— Begin Rows —

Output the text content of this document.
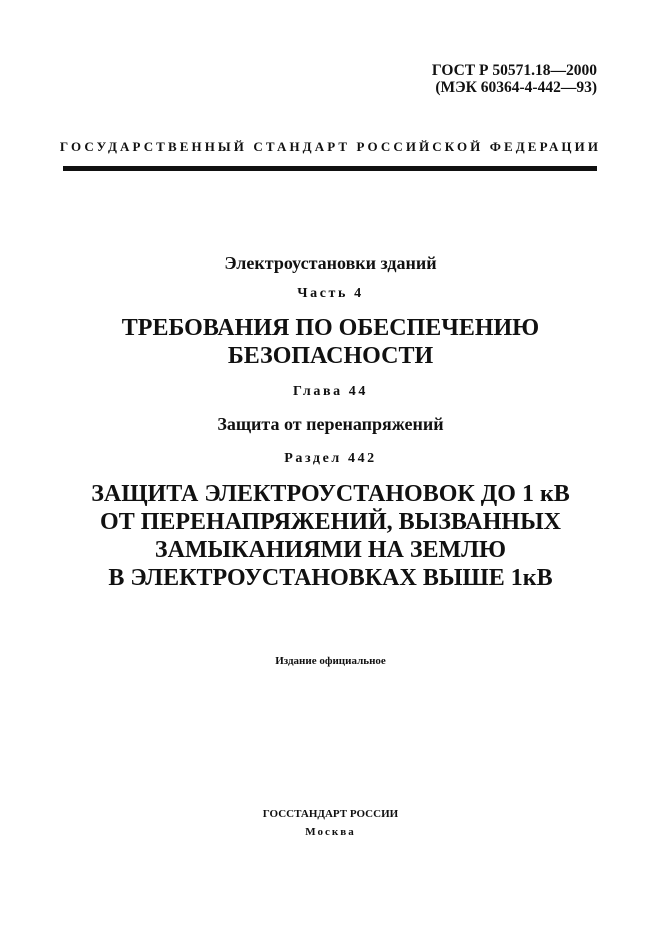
ГОСТ Р 50571.18—2000
(МЭК 60364-4-442—93)
ГОСУДАРСТВЕННЫЙ СТАНДАРТ РОССИЙСКОЙ ФЕДЕРАЦИИ
Электроустановки зданий
Часть 4
ТРЕБОВАНИЯ ПО ОБЕСПЕЧЕНИЮ
БЕЗОПАСНОСТИ
Глава 44
Защита от перенапряжений
Раздел 442
ЗАЩИТА ЭЛЕКТРОУСТАНОВОК ДО 1 кВ
ОТ ПЕРЕНАПРЯЖЕНИЙ, ВЫЗВАННЫХ
ЗАМЫКАНИЯМИ НА ЗЕМЛЮ
В ЭЛЕКТРОУСТАНОВКАХ ВЫШЕ 1кВ
Издание официальное
ГОССТАНДАРТ РОССИИ
Москва
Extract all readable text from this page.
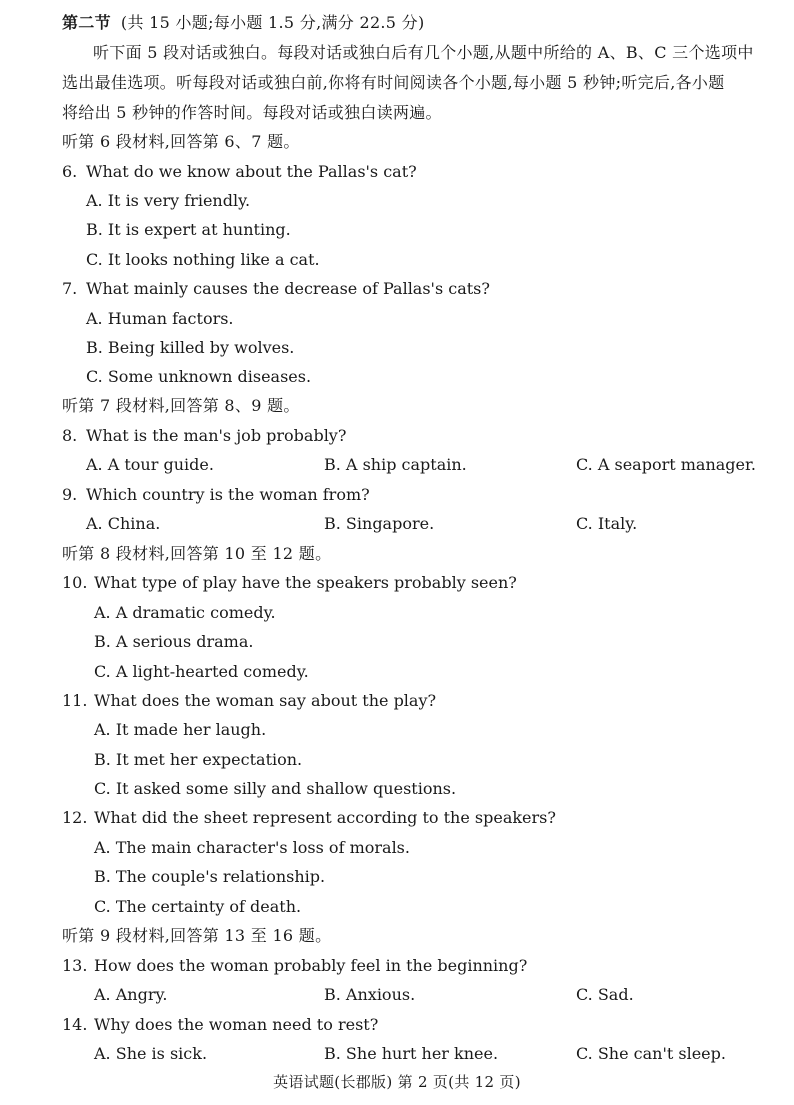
第二节 (共 15 小题;每小题 1.5 分,满分 22.5 分)
听下面 5 段对话或独白。每段对话或独白后有几个小题,从题中所给的 A、B、C 三个选项中
选出最佳选项。听每段对话或独白前,你将有时间阅读各个小题,每小题 5 秒钟;听完后,各小题
将给出 5 秒钟的作答时间。每段对话或独白读两遍。
听第 6 段材料,回答第 6、7 题。
6. What do we know about the Pallas's cat?
A. It is very friendly.
B. It is expert at hunting.
C. It looks nothing like a cat.
7. What mainly causes the decrease of Pallas's cats?
A. Human factors.
B. Being killed by wolves.
C. Some unknown diseases.
听第 7 段材料,回答第 8、9 题。
8. What is the man's job probably?
A. A tour guide.	B. A ship captain.	C. A seaport manager.
9. Which country is the woman from?
A. China.	B. Singapore.	C. Italy.
听第 8 段材料,回答第 10 至 12 题。
10. What type of play have the speakers probably seen?
A. A dramatic comedy.
B. A serious drama.
C. A light-hearted comedy.
11. What does the woman say about the play?
A. It made her laugh.
B. It met her expectation.
C. It asked some silly and shallow questions.
12. What did the sheet represent according to the speakers?
A. The main character's loss of morals.
B. The couple's relationship.
C. The certainty of death.
听第 9 段材料,回答第 13 至 16 题。
13. How does the woman probably feel in the beginning?
A. Angry.	B. Anxious.	C. Sad.
14. Why does the woman need to rest?
A. She is sick.	B. She hurt her knee.	C. She can't sleep.
英语试题(长郡版) 第 2 页(共 12 页)
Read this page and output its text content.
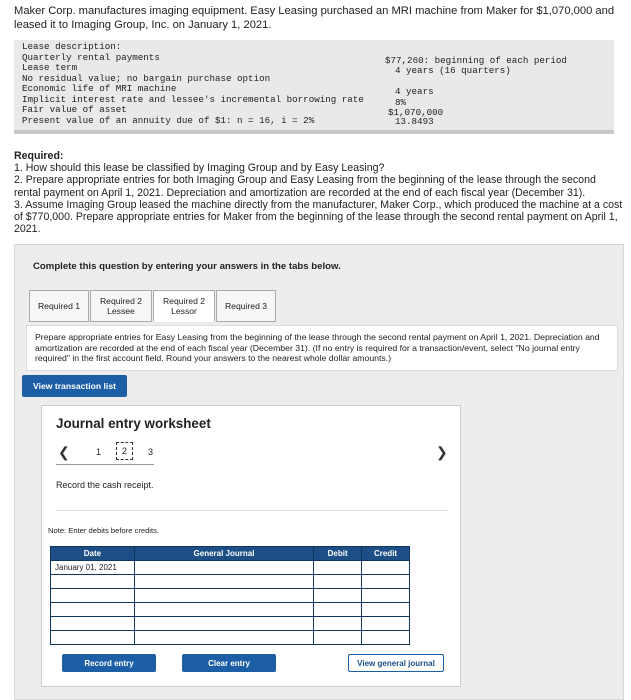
Maker Corp. manufactures imaging equipment. Easy Leasing purchased an MRI machine from Maker for $1,070,000 and leased it to Imaging Group, Inc. on January 1, 2021.
Lease description:
Quarterly rental payments	$77,260: beginning of each period
Lease term	4 years (16 quarters)
No residual value; no bargain purchase option
Economic life of MRI machine	4 years
Implicit interest rate and lessee's incremental borrowing rate	8%
Fair value of asset	$1,070,000
Present value of an annuity due of $1: n = 16, i = 2%	13.8493

Required:

1. How should this lease be classified by Imaging Group and by Easy Leasing?

2. Prepare appropriate entries for both Imaging Group and Easy Leasing from the beginning of the lease through the second rental payment on April 1, 2021. Depreciation and amortization are recorded at the end of each fiscal year (December 31).

3. Assume Imaging Group leased the machine directly from the manufacturer, Maker Corp., which produced the machine at a cost of $770,000. Prepare appropriate entries for Maker from the beginning of the lease through the second rental payment on April 1, 2021.

Complete this question by entering your answers in the tabs below.
Required 1 Required 2
Lessee
Required 2
Lessor	Required 3
Prepare appropriate entries for Easy Leasing from the beginning of the lease through the second rental payment on April 1, 2021. Depreciation and amortization are recorded at the end of each fiscal year (December 31). (If no entry is required for a transaction/event, select "No journal entry required" in the first account field. Round your answers to the nearest whole dollar amounts.)
View transaction list
Journal entry worksheet
❮	1	2	3	❯
Record the cash receipt.
Note: Enter debits before credits.
Date	General Journal	Debit	Credit
January 01, 2021			

Record entry	Clear entry	View general journal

— End Rows —

> _Problem to work on_:
Gather all lines where the word "entries" appears.

> _Task solution_:
2. Prepare appropriate entries for both Imaging Group and Easy Leasing from the beginning of the lease through the second rental payment on April 1, 2021. Depreciation and amortization are recorded at the end of each fiscal year (December 31).
3. Assume Imaging Group leased the machine directly from the manufacturer, Maker Corp., which produced the machine at a cost of $770,000. Prepare appropriate entries for Maker from the beginning of the lease through the second rental payment on April 1, 2021.
Prepare appropriate entries for Easy Leasing from the beginning of the lease through the second rental payment on April 1, 2021. Depreciation and amortization are recorded at the end of each fiscal year (December 31). (If no entry is required for a transaction/event, select "No journal entry required" in the first account field. Round your answers to the nearest whole dollar amounts.)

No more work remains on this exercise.